**** Available data

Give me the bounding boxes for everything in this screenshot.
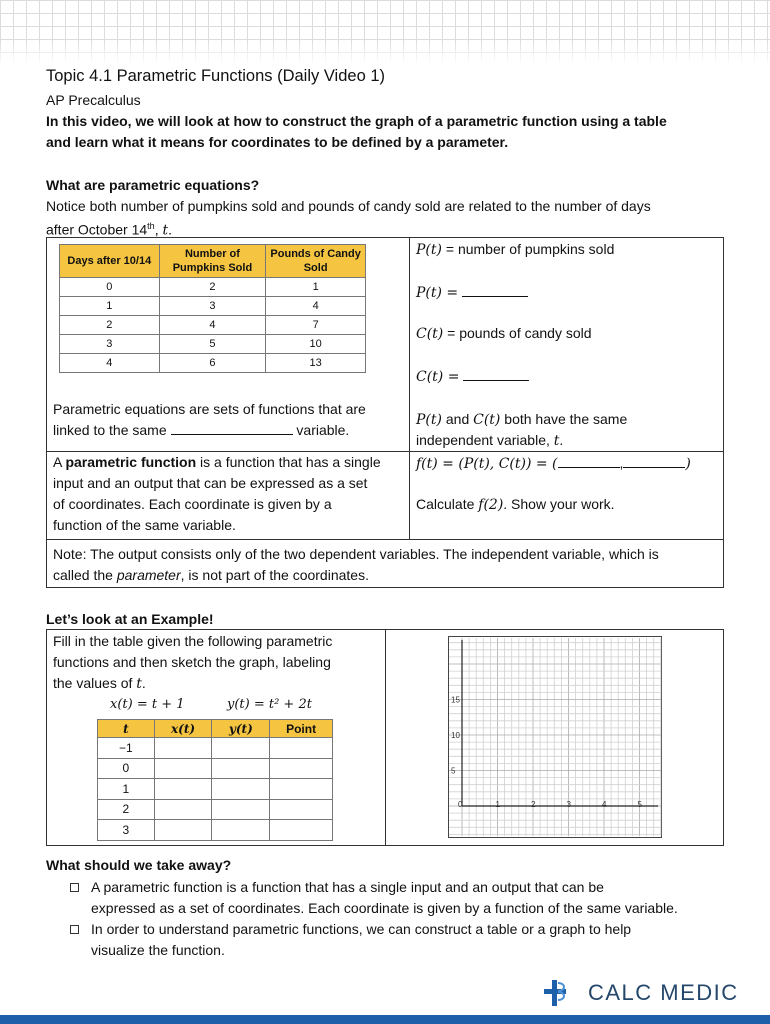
x-tick-label: 2: [531, 800, 536, 809]
table-row: 4 6 13: [60, 354, 366, 373]
coordinate-grid[interactable]: [448, 636, 662, 838]
header-point: Point: [270, 720, 333, 738]
definition-line-2: input and an output that can be expressed as a set: [53, 475, 368, 491]
table-row: 3 5 10: [60, 335, 366, 354]
takeaway-2-line-1: In order to understand parametric functions, we can construct a table or a graph to help: [91, 921, 632, 937]
vertical-divider: [409, 237, 410, 539]
intro-line-2: and learn what it means for coordinates to be defined by a parameter.: [46, 134, 509, 150]
pumpkin-candy-table: [59, 244, 366, 373]
calculate-f2: Calculate f(2). Show your work.: [416, 496, 615, 513]
x-cell[interactable]: [154, 758, 212, 779]
table-row: 3: [98, 820, 333, 841]
note-line-2: called the parameter, is not part of the coordinates.: [53, 567, 369, 583]
y-tick-label: 15: [451, 695, 460, 705]
y-tick-label: 5: [451, 766, 456, 776]
course-name: AP Precalculus: [46, 92, 141, 108]
same-variable-note-2: independent variable, t.: [416, 432, 564, 449]
y-cell[interactable]: [212, 779, 270, 800]
header-x: x(t): [154, 720, 212, 738]
example-table: [97, 719, 333, 841]
header-days: Days after 10/14: [60, 245, 160, 278]
table-row: 2 4 7: [60, 316, 366, 335]
example-line-1: Fill in the table given the following parametric: [53, 633, 333, 649]
page-title: Topic 4.1 Parametric Functions (Daily Video 1): [46, 67, 386, 85]
x-tick-label: 0: [458, 800, 463, 809]
x-cell[interactable]: [154, 779, 212, 800]
notice-line-2: after October 14th, t.: [46, 221, 172, 239]
point-cell[interactable]: [270, 799, 333, 820]
table-row: 0: [98, 758, 333, 779]
takeaway-1-line-2: expressed as a set of coordinates. Each coordinate is given by a function of the same variable.: [91, 900, 678, 916]
header-y: y(t): [212, 720, 270, 738]
y-cell[interactable]: [212, 738, 270, 759]
c-equation-blank: C(t) =: [416, 366, 529, 388]
takeaway-1-line-1: A parametric function is a function that has a single input and an output that can be: [91, 879, 604, 895]
bullet-checkbox: [70, 883, 79, 892]
example-heading: Let’s look at an Example!: [46, 611, 214, 627]
f-equation: f(t) = (P(t), C(t)) = ( , ): [416, 455, 691, 472]
footer-bar: [0, 1015, 770, 1024]
p-equation-blank: P(t) =: [416, 282, 528, 304]
table-row: 1: [98, 779, 333, 800]
y-cell[interactable]: [212, 820, 270, 841]
table-row: −1: [98, 738, 333, 759]
point-cell[interactable]: [270, 738, 333, 759]
calc-medic-logo-icon: [542, 977, 578, 1009]
x-tick-label: 3: [566, 800, 571, 809]
point-cell[interactable]: [270, 820, 333, 841]
takeaway-heading: What should we take away?: [46, 857, 232, 873]
table-row: 0 2 1: [60, 278, 366, 297]
same-variable-note: P(t) and C(t) both have the same: [416, 411, 628, 428]
section-heading-parametric: What are parametric equations?: [46, 177, 260, 193]
header-candy: Pounds of Candy Sold: [266, 245, 366, 278]
takeaway-2-line-2: visualize the function.: [91, 942, 225, 958]
parametric-equations-line-2: linked to the same variable.: [53, 422, 350, 438]
x-tick-label: 5: [637, 800, 642, 809]
point-cell[interactable]: [270, 779, 333, 800]
example-line-3: the values of t.: [53, 675, 146, 692]
y-cell[interactable]: [212, 758, 270, 779]
table-row: 1 3 4: [60, 297, 366, 316]
example-divider: [385, 629, 386, 846]
header-t: t: [98, 720, 155, 738]
x-cell[interactable]: [154, 738, 212, 759]
brand-name: CALC MEDIC: [588, 980, 739, 1005]
definition-line-4: function of the same variable.: [53, 517, 236, 533]
y-tick-label: 10: [451, 731, 460, 740]
point-cell[interactable]: [270, 758, 333, 779]
intro-line-1: In this video, we will look at how to construct the graph of a parametric function using a table: [46, 113, 667, 129]
y-cell[interactable]: [212, 799, 270, 820]
notice-line-1: Notice both number of pumpkins sold and pounds of candy sold are related to the number of days: [46, 198, 651, 214]
x-tick-label: 4: [602, 800, 607, 809]
graph-paper-header-band: [0, 0, 770, 64]
table-row: 2: [98, 799, 333, 820]
example-line-2: functions and then sketch the graph, labeling: [53, 654, 331, 670]
x-tick-label: 1: [495, 800, 500, 809]
x-cell[interactable]: [154, 799, 212, 820]
c-definition: C(t) = pounds of candy sold: [416, 325, 592, 342]
definition-line-3: of coordinates. Each coordinate is given by a: [53, 496, 332, 512]
x-equation: x(t) = t + 1: [110, 697, 185, 712]
row-divider-2: [46, 539, 724, 540]
p-definition: P(t) = number of pumpkins sold: [416, 241, 615, 258]
header-pumpkins: Number of Pumpkins Sold: [159, 245, 266, 278]
x-cell[interactable]: [154, 820, 212, 841]
y-equation: y(t) = t² + 2t: [227, 697, 312, 712]
note-line-1: Note: The output consists only of the two dependent variables. The independent variable, which is: [53, 546, 659, 562]
bullet-checkbox: [70, 925, 79, 934]
parametric-equations-line-1: Parametric equations are sets of functions that are: [53, 401, 366, 417]
definition-line-1: A parametric function is a function that has a single: [53, 454, 381, 470]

********

** Task statement **
Please edit all of the rows above so that "bullet-checkbox" becomes "bullet-box" wherever it appears, and leave everything else the same. Omit the pictures.

** Solved problem **
Give me the bounding boxes for everything in this screenshot.
x-tick-label: 2: [531, 800, 536, 809]
table-row: 4 6 13: [60, 354, 366, 373]
coordinate-grid[interactable]: [448, 636, 662, 838]
header-point: Point: [270, 720, 333, 738]
definition-line-2: input and an output that can be expressed as a set: [53, 475, 368, 491]
table-row: 3 5 10: [60, 335, 366, 354]
takeaway-2-line-1: In order to understand parametric functions, we can construct a table or a graph to help: [91, 921, 632, 937]
vertical-divider: [409, 237, 410, 539]
intro-line-2: and learn what it means for coordinates to be defined by a parameter.: [46, 134, 509, 150]
pumpkin-candy-table: [59, 244, 366, 373]
calculate-f2: Calculate f(2). Show your work.: [416, 496, 615, 513]
x-cell[interactable]: [154, 758, 212, 779]
table-row: 3: [98, 820, 333, 841]
note-line-2: called the parameter, is not part of the coordinates.: [53, 567, 369, 583]
y-tick-label: 15: [451, 695, 460, 705]
y-tick-label: 5: [451, 766, 456, 776]
course-name: AP Precalculus: [46, 92, 141, 108]
same-variable-note-2: independent variable, t.: [416, 432, 564, 449]
y-cell[interactable]: [212, 779, 270, 800]
header-x: x(t): [154, 720, 212, 738]
example-table: [97, 719, 333, 841]
header-days: Days after 10/14: [60, 245, 160, 278]
table-row: 2 4 7: [60, 316, 366, 335]
example-line-1: Fill in the table given the following parametric: [53, 633, 333, 649]
page-title: Topic 4.1 Parametric Functions (Daily Video 1): [46, 67, 386, 85]
x-tick-label: 0: [458, 800, 463, 809]
x-cell[interactable]: [154, 779, 212, 800]
notice-line-2: after October 14th, t.: [46, 221, 172, 239]
point-cell[interactable]: [270, 799, 333, 820]
table-row: 0: [98, 758, 333, 779]
takeaway-1-line-2: expressed as a set of coordinates. Each coordinate is given by a function of the same variable.: [91, 900, 678, 916]
header-y: y(t): [212, 720, 270, 738]
y-cell[interactable]: [212, 738, 270, 759]
c-equation-blank: C(t) =: [416, 366, 529, 388]
takeaway-1-line-1: A parametric function is a function that has a single input and an output that can be: [91, 879, 604, 895]
bullet-box: [70, 883, 79, 892]
example-heading: Let’s look at an Example!: [46, 611, 214, 627]
f-equation: f(t) = (P(t), C(t)) = ( , ): [416, 455, 691, 472]
footer-bar: [0, 1015, 770, 1024]
p-equation-blank: P(t) =: [416, 282, 528, 304]
table-row: 1: [98, 779, 333, 800]
y-cell[interactable]: [212, 820, 270, 841]
table-row: −1: [98, 738, 333, 759]
point-cell[interactable]: [270, 738, 333, 759]
calc-medic-logo-icon: [542, 977, 578, 1009]
x-tick-label: 3: [566, 800, 571, 809]
point-cell[interactable]: [270, 820, 333, 841]
takeaway-heading: What should we take away?: [46, 857, 232, 873]
table-row: 0 2 1: [60, 278, 366, 297]
same-variable-note: P(t) and C(t) both have the same: [416, 411, 628, 428]
section-heading-parametric: What are parametric equations?: [46, 177, 260, 193]
header-candy: Pounds of Candy Sold: [266, 245, 366, 278]
takeaway-2-line-2: visualize the function.: [91, 942, 225, 958]
parametric-equations-line-2: linked to the same variable.: [53, 422, 350, 438]
x-tick-label: 5: [637, 800, 642, 809]
point-cell[interactable]: [270, 779, 333, 800]
example-line-3: the values of t.: [53, 675, 146, 692]
y-cell[interactable]: [212, 758, 270, 779]
table-row: 1 3 4: [60, 297, 366, 316]
example-divider: [385, 629, 386, 846]
header-t: t: [98, 720, 155, 738]
x-cell[interactable]: [154, 738, 212, 759]
brand-name: CALC MEDIC: [588, 980, 739, 1005]
definition-line-4: function of the same variable.: [53, 517, 236, 533]
y-tick-label: 10: [451, 731, 460, 740]
point-cell[interactable]: [270, 758, 333, 779]
intro-line-1: In this video, we will look at how to construct the graph of a parametric function using a table: [46, 113, 667, 129]
y-cell[interactable]: [212, 799, 270, 820]
notice-line-1: Notice both number of pumpkins sold and pounds of candy sold are related to the number of days: [46, 198, 651, 214]
x-tick-label: 4: [602, 800, 607, 809]
graph-paper-header-band: [0, 0, 770, 64]
table-row: 2: [98, 799, 333, 820]
example-line-2: functions and then sketch the graph, labeling: [53, 654, 331, 670]
x-tick-label: 1: [495, 800, 500, 809]
x-cell[interactable]: [154, 799, 212, 820]
c-definition: C(t) = pounds of candy sold: [416, 325, 592, 342]
definition-line-3: of coordinates. Each coordinate is given by a: [53, 496, 332, 512]
x-equation: x(t) = t + 1: [110, 697, 185, 712]
row-divider-2: [46, 539, 724, 540]
p-definition: P(t) = number of pumpkins sold: [416, 241, 615, 258]
header-pumpkins: Number of Pumpkins Sold: [159, 245, 266, 278]
x-cell[interactable]: [154, 820, 212, 841]
y-equation: y(t) = t² + 2t: [227, 697, 312, 712]
note-line-1: Note: The output consists only of the two dependent variables. The independent variable, which is: [53, 546, 659, 562]
bullet-box: [70, 925, 79, 934]
parametric-equations-line-1: Parametric equations are sets of functions that are: [53, 401, 366, 417]
definition-line-1: A parametric function is a function that has a single: [53, 454, 381, 470]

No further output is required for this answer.